**PROBLEM REQUIREMENTS:**
Your task is to copy the listing exactly. Drop any pictures from the copy.

**DATASET RECORDS:**
************

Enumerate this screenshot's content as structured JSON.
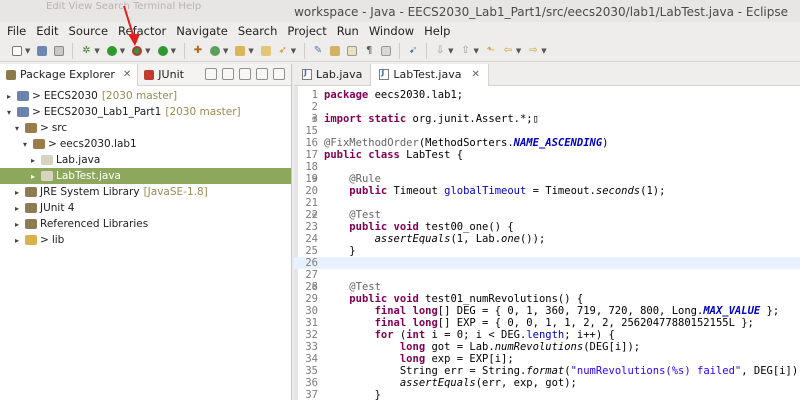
{
  "window": {
    "title": "workspace - Java - EECS2030_Lab1_Part1/src/eecs2030/lab1/LabTest.java - Eclipse",
    "background_dim_text": "Edit  View  Search  Terminal  Help"
  },
  "menubar": [
    "File",
    "Edit",
    "Source",
    "Refactor",
    "Navigate",
    "Search",
    "Project",
    "Run",
    "Window",
    "Help"
  ],
  "left_panel": {
    "tabs": [
      {
        "label": "Package Explorer",
        "active": true
      },
      {
        "label": "JUnit",
        "active": false
      }
    ],
    "tree": [
      {
        "indent": 0,
        "twisty": "▸",
        "prefix": ">",
        "label": "EECS2030",
        "git": "[2030 master]",
        "icon": "project",
        "selected": false
      },
      {
        "indent": 0,
        "twisty": "▾",
        "prefix": ">",
        "label": "EECS2030_Lab1_Part1",
        "git": "[2030 master]",
        "icon": "project",
        "selected": false
      },
      {
        "indent": 1,
        "twisty": "▾",
        "prefix": ">",
        "label": "src",
        "git": "",
        "icon": "src",
        "selected": false
      },
      {
        "indent": 2,
        "twisty": "▾",
        "prefix": ">",
        "label": "eecs2030.lab1",
        "git": "",
        "icon": "package",
        "selected": false
      },
      {
        "indent": 3,
        "twisty": "▸",
        "prefix": "",
        "label": "Lab.java",
        "git": "",
        "icon": "java",
        "selected": false
      },
      {
        "indent": 3,
        "twisty": "▸",
        "prefix": "",
        "label": "LabTest.java",
        "git": "",
        "icon": "java",
        "selected": true
      },
      {
        "indent": 1,
        "twisty": "▸",
        "prefix": "",
        "label": "JRE System Library",
        "git": "[JavaSE-1.8]",
        "icon": "library",
        "selected": false
      },
      {
        "indent": 1,
        "twisty": "▸",
        "prefix": "",
        "label": "JUnit 4",
        "git": "",
        "icon": "library",
        "selected": false
      },
      {
        "indent": 1,
        "twisty": "▸",
        "prefix": "",
        "label": "Referenced Libraries",
        "git": "",
        "icon": "library",
        "selected": false
      },
      {
        "indent": 1,
        "twisty": "▸",
        "prefix": ">",
        "label": "lib",
        "git": "",
        "icon": "folder",
        "selected": false
      }
    ]
  },
  "editor": {
    "tabs": [
      {
        "label": "Lab.java",
        "active": false
      },
      {
        "label": "LabTest.java",
        "active": true
      }
    ],
    "lines": [
      {
        "n": "1",
        "fold": "",
        "html": "<span class=\"kw\">package</span> eecs2030.lab1;"
      },
      {
        "n": "2",
        "fold": "",
        "html": ""
      },
      {
        "n": "3",
        "fold": "⊕",
        "html": "<span class=\"kw\">import static</span> org.junit.Assert.*;▯"
      },
      {
        "n": "15",
        "fold": "",
        "html": ""
      },
      {
        "n": "16",
        "fold": "",
        "html": "<span class=\"an\">@FixMethodOrder</span>(MethodSorters.<span class=\"ifld\">NAME_ASCENDING</span>)"
      },
      {
        "n": "17",
        "fold": "",
        "html": "<span class=\"kw\">public class</span> LabTest {"
      },
      {
        "n": "18",
        "fold": "",
        "html": ""
      },
      {
        "n": "19",
        "fold": "⊖",
        "html": "    <span class=\"an\">@Rule</span>"
      },
      {
        "n": "20",
        "fold": "",
        "html": "    <span class=\"kw\">public</span> Timeout <span class=\"fld\">globalTimeout</span> = Timeout.<span class=\"it\">seconds</span>(1);"
      },
      {
        "n": "21",
        "fold": "",
        "html": ""
      },
      {
        "n": "22",
        "fold": "⊖",
        "html": "    <span class=\"an\">@Test</span>"
      },
      {
        "n": "23",
        "fold": "",
        "html": "    <span class=\"kw\">public void</span> test00_one() {"
      },
      {
        "n": "24",
        "fold": "",
        "html": "        <span class=\"it\">assertEquals</span>(1, Lab.<span class=\"it\">one</span>());"
      },
      {
        "n": "25",
        "fold": "",
        "html": "    }"
      },
      {
        "n": "26",
        "fold": "",
        "html": "",
        "current": true
      },
      {
        "n": "27",
        "fold": "",
        "html": ""
      },
      {
        "n": "28",
        "fold": "⊖",
        "html": "    <span class=\"an\">@Test</span>"
      },
      {
        "n": "29",
        "fold": "",
        "html": "    <span class=\"kw\">public void</span> test01_numRevolutions() {"
      },
      {
        "n": "30",
        "fold": "",
        "html": "        <span class=\"kw\">final long</span>[] DEG = { 0, 1, 360, 719, 720, 800, Long.<span class=\"ifld\">MAX_VALUE</span> };"
      },
      {
        "n": "31",
        "fold": "",
        "html": "        <span class=\"kw\">final long</span>[] EXP = { 0, 0, 1, 1, 2, 2, 25620477880152155L };"
      },
      {
        "n": "32",
        "fold": "",
        "html": "        <span class=\"kw\">for</span> (<span class=\"kw\">int</span> i = 0; i &lt; DEG.<span class=\"fld\">length</span>; i++) {"
      },
      {
        "n": "33",
        "fold": "",
        "html": "            <span class=\"kw\">long</span> got = Lab.<span class=\"it\">numRevolutions</span>(DEG[i]);"
      },
      {
        "n": "34",
        "fold": "",
        "html": "            <span class=\"kw\">long</span> exp = EXP[i];"
      },
      {
        "n": "35",
        "fold": "",
        "html": "            String err = String.<span class=\"it\">format</span>(<span class=\"str\">\"numRevolutions(%s) failed\"</span>, DEG[i]);"
      },
      {
        "n": "36",
        "fold": "",
        "html": "            <span class=\"it\">assertEquals</span>(err, exp, got);"
      },
      {
        "n": "37",
        "fold": "",
        "html": "        }"
      }
    ]
  }
}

************

**RESPONSE BELOW:**
Enumerate this screenshot's content as structured JSON.
{
  "window": {
    "title": "workspace - Java - EECS2030_Lab1_Part1/src/eecs2030/lab1/LabTest.java - Eclipse",
    "background_dim_text": "Edit  View  Search  Terminal  Help"
  },
  "menubar": [
    "File",
    "Edit",
    "Source",
    "Refactor",
    "Navigate",
    "Search",
    "Project",
    "Run",
    "Window",
    "Help"
  ],
  "left_panel": {
    "tabs": [
      {
        "label": "Package Explorer",
        "active": true
      },
      {
        "label": "JUnit",
        "active": false
      }
    ],
    "tree": [
      {
        "indent": 0,
        "twisty": "▸",
        "prefix": ">",
        "label": "EECS2030",
        "git": "[2030 master]",
        "icon": "project",
        "selected": false
      },
      {
        "indent": 0,
        "twisty": "▾",
        "prefix": ">",
        "label": "EECS2030_Lab1_Part1",
        "git": "[2030 master]",
        "icon": "project",
        "selected": false
      },
      {
        "indent": 1,
        "twisty": "▾",
        "prefix": ">",
        "label": "src",
        "git": "",
        "icon": "src",
        "selected": false
      },
      {
        "indent": 2,
        "twisty": "▾",
        "prefix": ">",
        "label": "eecs2030.lab1",
        "git": "",
        "icon": "package",
        "selected": false
      },
      {
        "indent": 3,
        "twisty": "▸",
        "prefix": "",
        "label": "Lab.java",
        "git": "",
        "icon": "java",
        "selected": false
      },
      {
        "indent": 3,
        "twisty": "▸",
        "prefix": "",
        "label": "LabTest.java",
        "git": "",
        "icon": "java",
        "selected": true
      },
      {
        "indent": 1,
        "twisty": "▸",
        "prefix": "",
        "label": "JRE System Library",
        "git": "[JavaSE-1.8]",
        "icon": "library",
        "selected": false
      },
      {
        "indent": 1,
        "twisty": "▸",
        "prefix": "",
        "label": "JUnit 4",
        "git": "",
        "icon": "library",
        "selected": false
      },
      {
        "indent": 1,
        "twisty": "▸",
        "prefix": "",
        "label": "Referenced Libraries",
        "git": "",
        "icon": "library",
        "selected": false
      },
      {
        "indent": 1,
        "twisty": "▸",
        "prefix": ">",
        "label": "lib",
        "git": "",
        "icon": "folder",
        "selected": false
      }
    ]
  },
  "editor": {
    "tabs": [
      {
        "label": "Lab.java",
        "active": false
      },
      {
        "label": "LabTest.java",
        "active": true
      }
    ],
    "lines": [
      {
        "n": "1",
        "fold": "",
        "html": "<span class=\"kw\">package</span> eecs2030.lab1;"
      },
      {
        "n": "2",
        "fold": "",
        "html": ""
      },
      {
        "n": "3",
        "fold": "⊕",
        "html": "<span class=\"kw\">import static</span> org.junit.Assert.*;▯"
      },
      {
        "n": "15",
        "fold": "",
        "html": ""
      },
      {
        "n": "16",
        "fold": "",
        "html": "<span class=\"an\">@FixMethodOrder</span>(MethodSorters.<span class=\"ifld\">NAME_ASCENDING</span>)"
      },
      {
        "n": "17",
        "fold": "",
        "html": "<span class=\"kw\">public class</span> LabTest {"
      },
      {
        "n": "18",
        "fold": "",
        "html": ""
      },
      {
        "n": "19",
        "fold": "⊖",
        "html": "    <span class=\"an\">@Rule</span>"
      },
      {
        "n": "20",
        "fold": "",
        "html": "    <span class=\"kw\">public</span> Timeout <span class=\"fld\">globalTimeout</span> = Timeout.<span class=\"it\">seconds</span>(1);"
      },
      {
        "n": "21",
        "fold": "",
        "html": ""
      },
      {
        "n": "22",
        "fold": "⊖",
        "html": "    <span class=\"an\">@Test</span>"
      },
      {
        "n": "23",
        "fold": "",
        "html": "    <span class=\"kw\">public void</span> test00_one() {"
      },
      {
        "n": "24",
        "fold": "",
        "html": "        <span class=\"it\">assertEquals</span>(1, Lab.<span class=\"it\">one</span>());"
      },
      {
        "n": "25",
        "fold": "",
        "html": "    }"
      },
      {
        "n": "26",
        "fold": "",
        "html": "",
        "current": true
      },
      {
        "n": "27",
        "fold": "",
        "html": ""
      },
      {
        "n": "28",
        "fold": "⊖",
        "html": "    <span class=\"an\">@Test</span>"
      },
      {
        "n": "29",
        "fold": "",
        "html": "    <span class=\"kw\">public void</span> test01_numRevolutions() {"
      },
      {
        "n": "30",
        "fold": "",
        "html": "        <span class=\"kw\">final long</span>[] DEG = { 0, 1, 360, 719, 720, 800, Long.<span class=\"ifld\">MAX_VALUE</span> };"
      },
      {
        "n": "31",
        "fold": "",
        "html": "        <span class=\"kw\">final long</span>[] EXP = { 0, 0, 1, 1, 2, 2, 25620477880152155L };"
      },
      {
        "n": "32",
        "fold": "",
        "html": "        <span class=\"kw\">for</span> (<span class=\"kw\">int</span> i = 0; i &lt; DEG.<span class=\"fld\">length</span>; i++) {"
      },
      {
        "n": "33",
        "fold": "",
        "html": "            <span class=\"kw\">long</span> got = Lab.<span class=\"it\">numRevolutions</span>(DEG[i]);"
      },
      {
        "n": "34",
        "fold": "",
        "html": "            <span class=\"kw\">long</span> exp = EXP[i];"
      },
      {
        "n": "35",
        "fold": "",
        "html": "            String err = String.<span class=\"it\">format</span>(<span class=\"str\">\"numRevolutions(%s) failed\"</span>, DEG[i]);"
      },
      {
        "n": "36",
        "fold": "",
        "html": "            <span class=\"it\">assertEquals</span>(err, exp, got);"
      },
      {
        "n": "37",
        "fold": "",
        "html": "        }"
      }
    ]
  }
}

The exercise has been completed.